EXERCISE GOAL: State the number of lines that include the string "blocking", and write nothing else.

##############################

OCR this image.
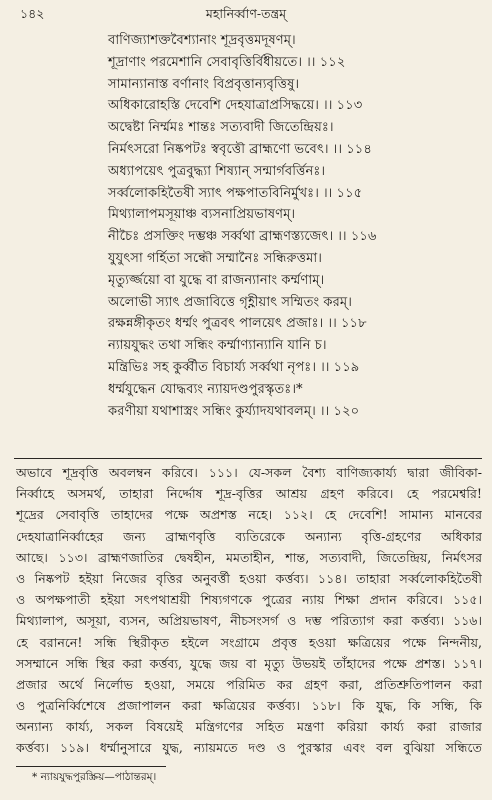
১৪২	মহানির্ব্বাণ-তন্ত্রম্
বাণিজ্যাশক্তবৈশ্যানাং শূদ্রবৃত্তমদূষণম্।
শূদ্রাণাং পরমেশানি সেবাবৃত্তির্বিধীয়তে। ।। ১১২
সামান্যানাস্ত বর্ণানাং বিপ্রবৃত্তান্যবৃত্তিষু।
অধিকারোহস্তি দেবেশি দেহযাত্রাপ্রসিদ্ধয়ে। ।। ১১৩
অদ্বেষ্টা নির্ম্মমঃ শান্তঃ সত্যবাদী জিতেন্দ্রিয়ঃ।
নির্মৎসরো নিষ্কপটঃ স্ববৃত্তৌ ব্রাহ্মণো ভবেৎ। ।। ১১৪
অধ্যাপয়েৎ পুত্রবুদ্ধ্যা শিষ্যান্ সন্মার্গবর্ত্তিনঃ।
সর্ব্বলোকহিতৈষী স্যাৎ পক্ষপাতবিনির্মুখঃ। ।। ১১৫
মিথ্যালাপমসূয়াঞ্চ ব্যসনাপ্রিয়ভাষণম্।
নীচৈঃ প্রসক্তিং দম্ভঞ্চ সর্ব্বথা ব্রাহ্মণস্ত্যজেৎ। ।। ১১৬
যুযুৎসা গর্হিতা সন্ধৌ সম্মানৈঃ সন্ধিরুত্তমা।
মৃত্যুর্জ্জয়ো বা যুদ্ধে বা রাজন্যানাং কর্ম্মণাম্।
অলোভী স্যাৎ প্রজাবিত্তে গৃহ্ণীয়াৎ সম্মিতং করম্।
রক্ষন্নঙ্গীকৃতং ধর্ম্মং পুত্রবৎ পালয়েৎ প্রজাঃ। ।। ১১৮
ন্যায়যুদ্ধং তথা সন্ধিং কর্ম্মাণ্যান্যানি যানি চ।
মন্ত্রিভিঃ সহ কুর্ব্বীত বিচার্য্য সর্ব্বথা নৃপঃ। ।। ১১৯
ধর্ম্মযুদ্ধেন যোদ্ধব্যং ন্যায়দণ্ডপুরস্কৃতঃ।*
করণীয়া যথাশাস্ত্রং সন্ধিং কুর্য্যাদযথাবলম্। ।। ১২০
অভাবে শূদ্রবৃত্তি অবলম্বন করিবে। ১১১। যে-সকল বৈশ্য বাণিজ্যকার্য্য দ্বারা জীবিকা-
নির্ব্বাহে অসমর্থ, তাহারা নির্দ্দোষ শূদ্র-বৃত্তির আশ্রয় গ্রহণ করিবে। হে পরমেশ্বরি!
শূদ্রের সেবাবৃত্তি তাহাদের পক্ষে অপ্রশস্ত নহে। ১১২। হে দেবেশি! সামান্য মানবের
দেহযাত্রানির্ব্বাহের জন্য ব্রাহ্মণবৃত্তি ব্যতিরেকে অন্যান্য বৃত্তি-গ্রহণের অধিকার
আছে। ১১৩। ব্রাহ্মণজাতির দ্বেষহীন, মমতাহীন, শান্ত, সত্যবাদী, জিতেন্দ্রিয়, নির্মৎসর
ও নিষ্কপট হইয়া নিজের বৃত্তির অনুবর্ত্তী হওয়া কর্ত্তব্য। ১১৪। তাহারা সর্ব্বলোকহিতৈষী
ও অপক্ষপাতী হইয়া সৎপথাশ্রয়ী শিষ্যগণকে পুত্রের ন্যায় শিক্ষা প্রদান করিবে। ১১৫।
মিথ্যালাপ, অসূয়া, ব্যসন, অপ্রিয়ভাষণ, নীচসংসর্গ ও দম্ভ পরিত্যাগ করা কর্ত্তব্য। ১১৬।
হে বরাননে! সন্ধি স্থিরীকৃত হইলে সংগ্রামে প্রবৃত্ত হওয়া ক্ষত্রিয়ের পক্ষে নিন্দনীয়,
সসম্মানে সন্ধি স্থির করা কর্ত্তব্য, যুদ্ধে জয় বা মৃত্যু উভয়ই তাঁহাদের পক্ষে প্রশস্ত। ১১৭।
প্রজার অর্থে নির্লোভ হওয়া, সময়ে পরিমিত কর গ্রহণ করা, প্রতিশ্রুতিপালন করা
ও পুত্রনির্ব্বিশেষে প্রজাপালন করা ক্ষত্রিয়ের কর্ত্তব্য। ১১৮। কি যুদ্ধ, কি সন্ধি, কি
অন্যান্য কার্য্য, সকল বিষয়েই মন্ত্রিগণের সহিত মন্ত্রণা করিয়া কার্য্য করা রাজার
কর্ত্তব্য। ১১৯। ধর্ম্মানুসারে যুদ্ধ, ন্যায়মতে দণ্ড ও পুরস্কার এবং বল বুঝিয়া সন্ধিতে
* ন্যায়যুদ্ধপুরস্ক্রিয়—পাঠান্তরম্।
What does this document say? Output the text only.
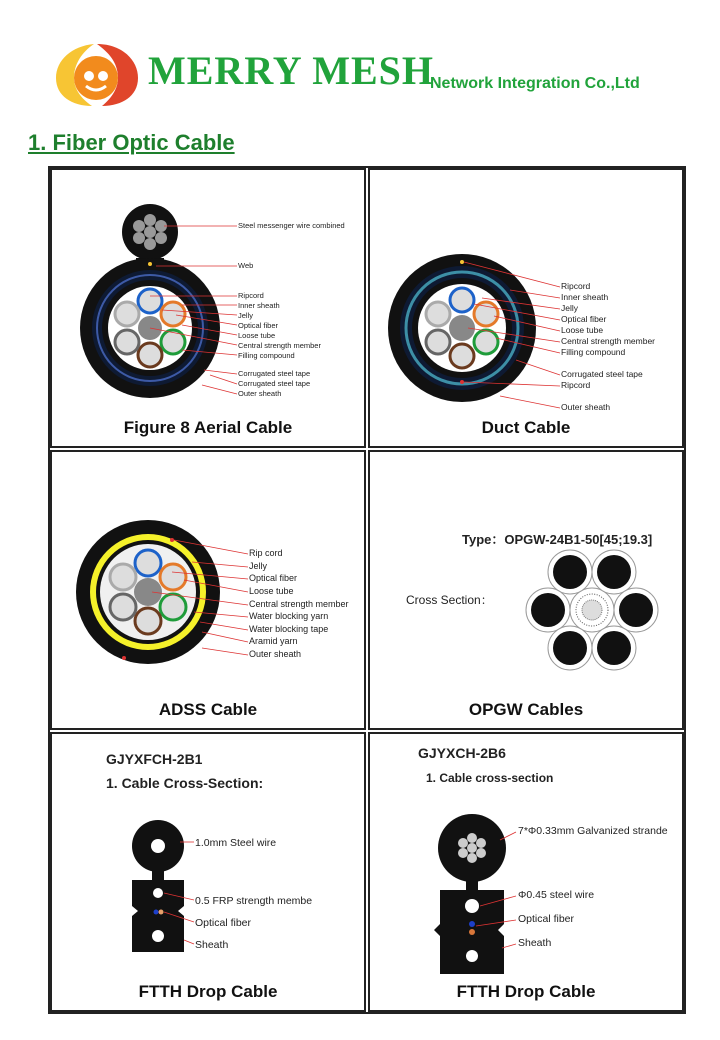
MERRY MESH
Network Integration Co.,Ltd
1. Fiber Optic Cable
Steel messenger wire combined
Web
Ripcord
Inner sheath
Jelly
Optical fiber
Loose tube
Central strength member
Filling compound
Corrugated steel tape
Corrugated steel tape
Outer sheath
Figure 8 Aerial Cable
Ripcord
Inner sheath
Jelly
Optical fiber
Loose tube
Central strength member
Filling compound
Corrugated steel tape
Ripcord
Outer sheath
Duct Cable
Rip cord
Jelly
Optical fiber
Loose tube
Central strength member
Water blocking yarn
Water blocking tape
Aramid yarn
Outer sheath
ADSS Cable
Type：OPGW-24B1-50[45;19.3]
Cross Section：
OPGW Cables
GJYXFCH-2B1
1. Cable Cross-Section:
1.0mm Steel wire
0.5 FRP strength membe
Optical fiber
Sheath
FTTH Drop Cable
GJYXCH-2B6
1. Cable cross-section
7*Φ0.33mm Galvanized strande
Φ0.45 steel wire
Optical fiber
Sheath
FTTH Drop Cable
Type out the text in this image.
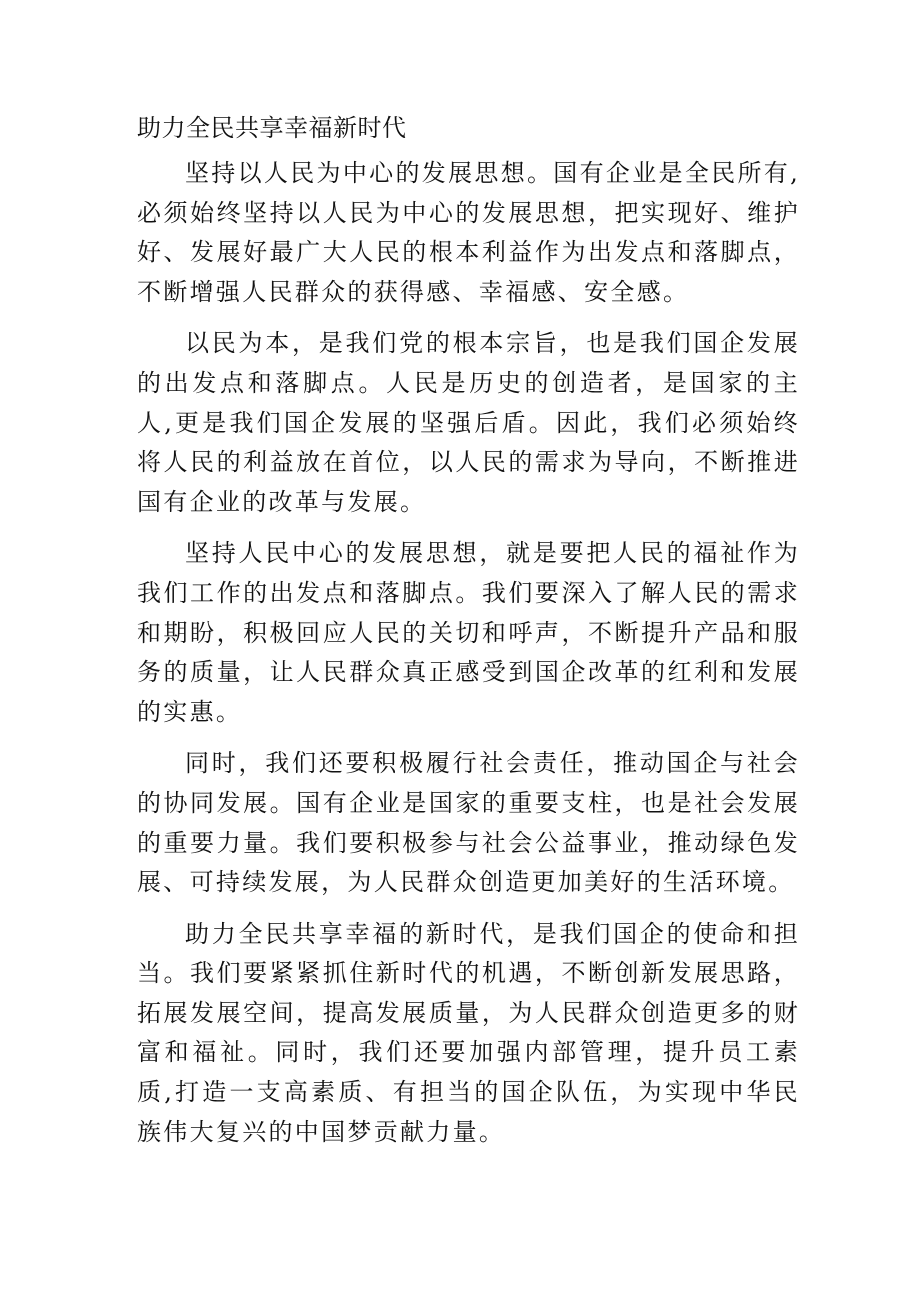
助力全民共享幸福新时代

坚持以人民为中心的发展思想。国有企业是全民所有,必须始终坚持以人民为中心的发展思想，把实现好、维护好、发展好最广大人民的根本利益作为出发点和落脚点，不断增强人民群众的获得感、幸福感、安全感。

以民为本，是我们党的根本宗旨，也是我们国企发展的出发点和落脚点。人民是历史的创造者，是国家的主人,更是我们国企发展的坚强后盾。因此，我们必须始终将人民的利益放在首位，以人民的需求为导向，不断推进国有企业的改革与发展。

坚持人民中心的发展思想，就是要把人民的福祉作为我们工作的出发点和落脚点。我们要深入了解人民的需求和期盼，积极回应人民的关切和呼声，不断提升产品和服务的质量，让人民群众真正感受到国企改革的红利和发展的实惠。

同时，我们还要积极履行社会责任，推动国企与社会的协同发展。国有企业是国家的重要支柱，也是社会发展的重要力量。我们要积极参与社会公益事业，推动绿色发展、可持续发展，为人民群众创造更加美好的生活环境。

助力全民共享幸福的新时代，是我们国企的使命和担当。我们要紧紧抓住新时代的机遇，不断创新发展思路，拓展发展空间，提高发展质量，为人民群众创造更多的财富和福祉。同时，我们还要加强内部管理，提升员工素质,打造一支高素质、有担当的国企队伍，为实现中华民族伟大复兴的中国梦贡献力量。
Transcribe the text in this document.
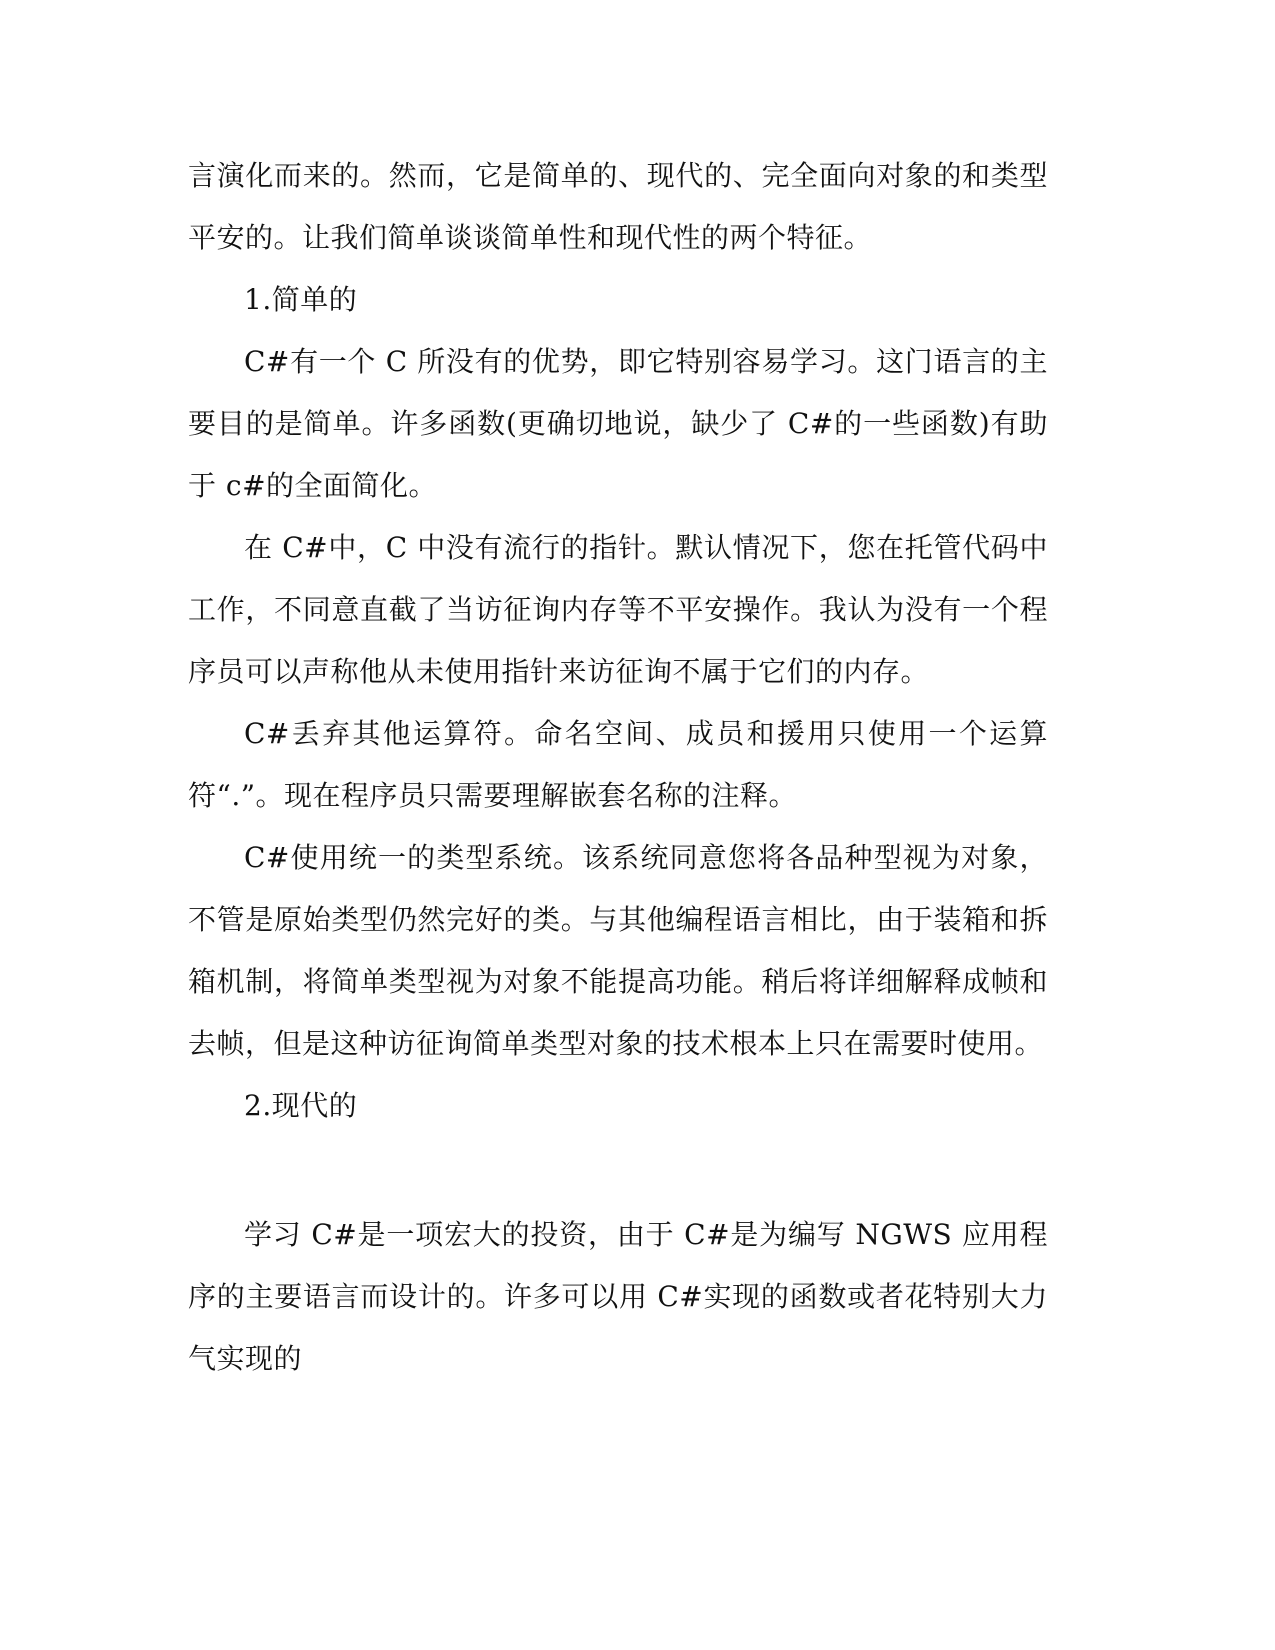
言演化而来的。然而，它是简单的、现代的、完全面向对象的和类型平安的。让我们简单谈谈简单性和现代性的两个特征。

1.简单的

C#有一个 C 所没有的优势，即它特别容易学习。这门语言的主要目的是简单。许多函数(更确切地说，缺少了 C#的一些函数)有助于 c#的全面简化。

在 C#中，C 中没有流行的指针。默认情况下，您在托管代码中工作，不同意直截了当访征询内存等不平安操作。我认为没有一个程序员可以声称他从未使用指针来访征询不属于它们的内存。

C#丢弃其他运算符。命名空间、成员和援用只使用一个运算符“.”。现在程序员只需要理解嵌套名称的注释。

C#使用统一的类型系统。该系统同意您将各品种型视为对象，不管是原始类型仍然完好的类。与其他编程语言相比，由于装箱和拆箱机制，将简单类型视为对象不能提高功能。稍后将详细解释成帧和去帧，但是这种访征询简单类型对象的技术根本上只在需要时使用。

2.现代的

学习 C#是一项宏大的投资，由于 C#是为编写 NGWS 应用程序的主要语言而设计的。许多可以用 C#实现的函数或者花特别大力气实现的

##############################

ANSWER TO THE PROBLEM: 2